» GOAL
Copy the records word for word, starting with their first line and ending with the line that contains "Point: [1278, 638, 1301, 652]", including that line.

» ENTRIES SHOWN
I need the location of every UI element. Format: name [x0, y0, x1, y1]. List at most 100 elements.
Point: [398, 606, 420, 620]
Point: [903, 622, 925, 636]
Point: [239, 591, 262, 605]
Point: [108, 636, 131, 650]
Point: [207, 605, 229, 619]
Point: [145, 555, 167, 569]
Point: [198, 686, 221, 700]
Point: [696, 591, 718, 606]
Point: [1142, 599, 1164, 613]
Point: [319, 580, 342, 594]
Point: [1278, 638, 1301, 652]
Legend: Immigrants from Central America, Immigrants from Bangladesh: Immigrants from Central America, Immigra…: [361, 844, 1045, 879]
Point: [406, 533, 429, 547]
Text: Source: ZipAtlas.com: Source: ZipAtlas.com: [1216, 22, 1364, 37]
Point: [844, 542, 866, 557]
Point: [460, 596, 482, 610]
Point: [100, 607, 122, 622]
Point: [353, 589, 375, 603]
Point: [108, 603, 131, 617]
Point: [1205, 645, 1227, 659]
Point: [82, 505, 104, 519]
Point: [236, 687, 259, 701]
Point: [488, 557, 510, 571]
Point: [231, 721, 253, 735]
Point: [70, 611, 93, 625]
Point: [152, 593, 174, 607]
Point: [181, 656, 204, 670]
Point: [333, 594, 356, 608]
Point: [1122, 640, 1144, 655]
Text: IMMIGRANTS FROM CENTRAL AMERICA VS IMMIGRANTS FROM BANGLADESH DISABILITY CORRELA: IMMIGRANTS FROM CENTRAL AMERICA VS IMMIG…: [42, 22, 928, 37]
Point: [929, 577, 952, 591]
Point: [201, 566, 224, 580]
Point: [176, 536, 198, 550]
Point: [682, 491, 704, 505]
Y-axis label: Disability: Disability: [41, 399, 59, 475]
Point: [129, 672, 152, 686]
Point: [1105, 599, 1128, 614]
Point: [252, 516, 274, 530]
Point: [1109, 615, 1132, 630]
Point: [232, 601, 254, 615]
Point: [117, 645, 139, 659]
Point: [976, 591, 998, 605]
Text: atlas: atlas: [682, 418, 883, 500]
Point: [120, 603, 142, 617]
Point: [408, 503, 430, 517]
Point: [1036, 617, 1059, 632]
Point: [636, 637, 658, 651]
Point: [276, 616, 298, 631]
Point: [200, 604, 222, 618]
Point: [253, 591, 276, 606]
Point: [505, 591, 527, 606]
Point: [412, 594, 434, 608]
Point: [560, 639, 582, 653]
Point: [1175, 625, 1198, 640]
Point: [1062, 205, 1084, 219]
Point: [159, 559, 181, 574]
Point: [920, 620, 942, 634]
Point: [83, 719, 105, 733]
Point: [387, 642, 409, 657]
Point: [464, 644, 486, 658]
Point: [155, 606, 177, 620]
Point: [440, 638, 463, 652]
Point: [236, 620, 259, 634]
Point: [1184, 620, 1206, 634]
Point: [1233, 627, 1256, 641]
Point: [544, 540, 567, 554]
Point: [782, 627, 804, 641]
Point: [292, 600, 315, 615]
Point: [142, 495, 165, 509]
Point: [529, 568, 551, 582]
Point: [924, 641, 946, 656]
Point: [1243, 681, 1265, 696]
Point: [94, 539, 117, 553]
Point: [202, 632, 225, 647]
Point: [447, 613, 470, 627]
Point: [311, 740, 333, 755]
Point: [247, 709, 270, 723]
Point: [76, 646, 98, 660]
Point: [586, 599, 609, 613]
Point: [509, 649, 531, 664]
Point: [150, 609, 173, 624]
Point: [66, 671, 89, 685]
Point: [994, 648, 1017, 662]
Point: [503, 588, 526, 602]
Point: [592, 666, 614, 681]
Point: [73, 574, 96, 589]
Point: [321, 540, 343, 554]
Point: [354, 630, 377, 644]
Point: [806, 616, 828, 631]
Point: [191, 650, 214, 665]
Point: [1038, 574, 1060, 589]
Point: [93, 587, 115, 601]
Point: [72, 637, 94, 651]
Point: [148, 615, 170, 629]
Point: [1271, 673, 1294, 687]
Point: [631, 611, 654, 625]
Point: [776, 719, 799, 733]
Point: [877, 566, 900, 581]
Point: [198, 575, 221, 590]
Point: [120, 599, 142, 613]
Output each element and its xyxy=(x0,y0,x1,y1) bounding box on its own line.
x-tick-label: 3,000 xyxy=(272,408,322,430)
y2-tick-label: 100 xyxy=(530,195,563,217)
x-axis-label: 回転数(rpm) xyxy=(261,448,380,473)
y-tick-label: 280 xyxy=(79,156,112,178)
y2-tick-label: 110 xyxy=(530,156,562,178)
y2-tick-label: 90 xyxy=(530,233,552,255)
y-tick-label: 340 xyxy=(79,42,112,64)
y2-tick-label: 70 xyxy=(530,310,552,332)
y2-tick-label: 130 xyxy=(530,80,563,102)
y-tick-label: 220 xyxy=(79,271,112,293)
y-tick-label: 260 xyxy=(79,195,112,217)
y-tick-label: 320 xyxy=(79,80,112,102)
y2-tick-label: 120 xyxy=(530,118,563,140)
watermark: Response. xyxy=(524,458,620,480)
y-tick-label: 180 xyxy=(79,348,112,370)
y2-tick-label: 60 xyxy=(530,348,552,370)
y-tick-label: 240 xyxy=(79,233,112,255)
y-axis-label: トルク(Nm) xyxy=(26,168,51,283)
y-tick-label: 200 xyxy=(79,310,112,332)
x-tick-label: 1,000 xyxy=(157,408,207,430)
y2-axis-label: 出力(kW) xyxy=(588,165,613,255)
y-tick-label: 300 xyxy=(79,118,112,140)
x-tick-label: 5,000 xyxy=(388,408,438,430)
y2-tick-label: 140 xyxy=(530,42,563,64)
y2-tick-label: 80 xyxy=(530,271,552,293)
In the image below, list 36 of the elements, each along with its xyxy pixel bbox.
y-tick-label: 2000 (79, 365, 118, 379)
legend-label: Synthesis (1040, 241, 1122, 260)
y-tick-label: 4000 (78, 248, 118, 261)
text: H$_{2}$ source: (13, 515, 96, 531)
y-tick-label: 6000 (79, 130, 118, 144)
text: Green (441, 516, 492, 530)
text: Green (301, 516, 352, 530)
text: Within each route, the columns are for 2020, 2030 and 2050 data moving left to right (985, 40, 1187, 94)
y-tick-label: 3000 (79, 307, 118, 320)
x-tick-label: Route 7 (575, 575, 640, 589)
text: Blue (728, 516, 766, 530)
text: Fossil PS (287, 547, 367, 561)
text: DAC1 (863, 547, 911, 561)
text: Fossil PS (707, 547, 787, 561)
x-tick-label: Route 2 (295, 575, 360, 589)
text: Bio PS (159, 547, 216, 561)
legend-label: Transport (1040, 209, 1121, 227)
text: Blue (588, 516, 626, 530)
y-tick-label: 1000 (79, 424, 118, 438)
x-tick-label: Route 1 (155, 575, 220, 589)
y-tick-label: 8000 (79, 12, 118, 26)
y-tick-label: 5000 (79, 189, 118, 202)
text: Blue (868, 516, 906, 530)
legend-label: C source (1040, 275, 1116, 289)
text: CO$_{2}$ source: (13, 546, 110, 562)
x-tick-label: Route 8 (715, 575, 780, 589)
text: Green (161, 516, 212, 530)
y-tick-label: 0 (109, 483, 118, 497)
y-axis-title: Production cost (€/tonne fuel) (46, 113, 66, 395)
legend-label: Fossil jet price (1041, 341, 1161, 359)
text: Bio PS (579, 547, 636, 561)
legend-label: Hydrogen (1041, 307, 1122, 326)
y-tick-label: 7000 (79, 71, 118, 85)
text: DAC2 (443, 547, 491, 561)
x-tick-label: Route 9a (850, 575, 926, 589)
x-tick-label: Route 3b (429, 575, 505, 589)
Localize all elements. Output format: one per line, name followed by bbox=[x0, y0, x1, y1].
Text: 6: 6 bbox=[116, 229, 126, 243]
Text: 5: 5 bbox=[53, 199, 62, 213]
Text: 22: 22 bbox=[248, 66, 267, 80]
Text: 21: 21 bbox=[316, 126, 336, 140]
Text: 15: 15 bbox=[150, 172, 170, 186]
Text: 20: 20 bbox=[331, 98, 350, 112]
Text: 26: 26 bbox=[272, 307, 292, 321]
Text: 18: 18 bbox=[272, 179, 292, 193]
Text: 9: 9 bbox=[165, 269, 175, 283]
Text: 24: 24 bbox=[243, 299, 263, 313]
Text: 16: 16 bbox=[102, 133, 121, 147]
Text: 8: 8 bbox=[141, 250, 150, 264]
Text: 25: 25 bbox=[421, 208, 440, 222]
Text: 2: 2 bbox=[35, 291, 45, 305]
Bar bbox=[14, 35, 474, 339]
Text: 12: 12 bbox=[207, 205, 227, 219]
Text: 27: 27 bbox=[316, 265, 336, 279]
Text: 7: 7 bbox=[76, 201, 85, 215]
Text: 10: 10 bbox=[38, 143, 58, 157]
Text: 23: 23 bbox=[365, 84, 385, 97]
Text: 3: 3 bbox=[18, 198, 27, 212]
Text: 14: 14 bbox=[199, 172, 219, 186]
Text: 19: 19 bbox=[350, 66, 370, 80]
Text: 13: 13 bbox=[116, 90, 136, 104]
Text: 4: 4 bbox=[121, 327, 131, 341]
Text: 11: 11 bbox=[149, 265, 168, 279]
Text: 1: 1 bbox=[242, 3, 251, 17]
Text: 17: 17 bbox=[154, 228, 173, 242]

» IN RESPONSE
I need the location of every UI element. Format: name [x0, y0, x1, y1]. List at most 100 elements.
Point: [398, 606, 420, 620]
Point: [903, 622, 925, 636]
Point: [239, 591, 262, 605]
Point: [108, 636, 131, 650]
Point: [207, 605, 229, 619]
Point: [145, 555, 167, 569]
Point: [198, 686, 221, 700]
Point: [696, 591, 718, 606]
Point: [1142, 599, 1164, 613]
Point: [319, 580, 342, 594]
Point: [1278, 638, 1301, 652]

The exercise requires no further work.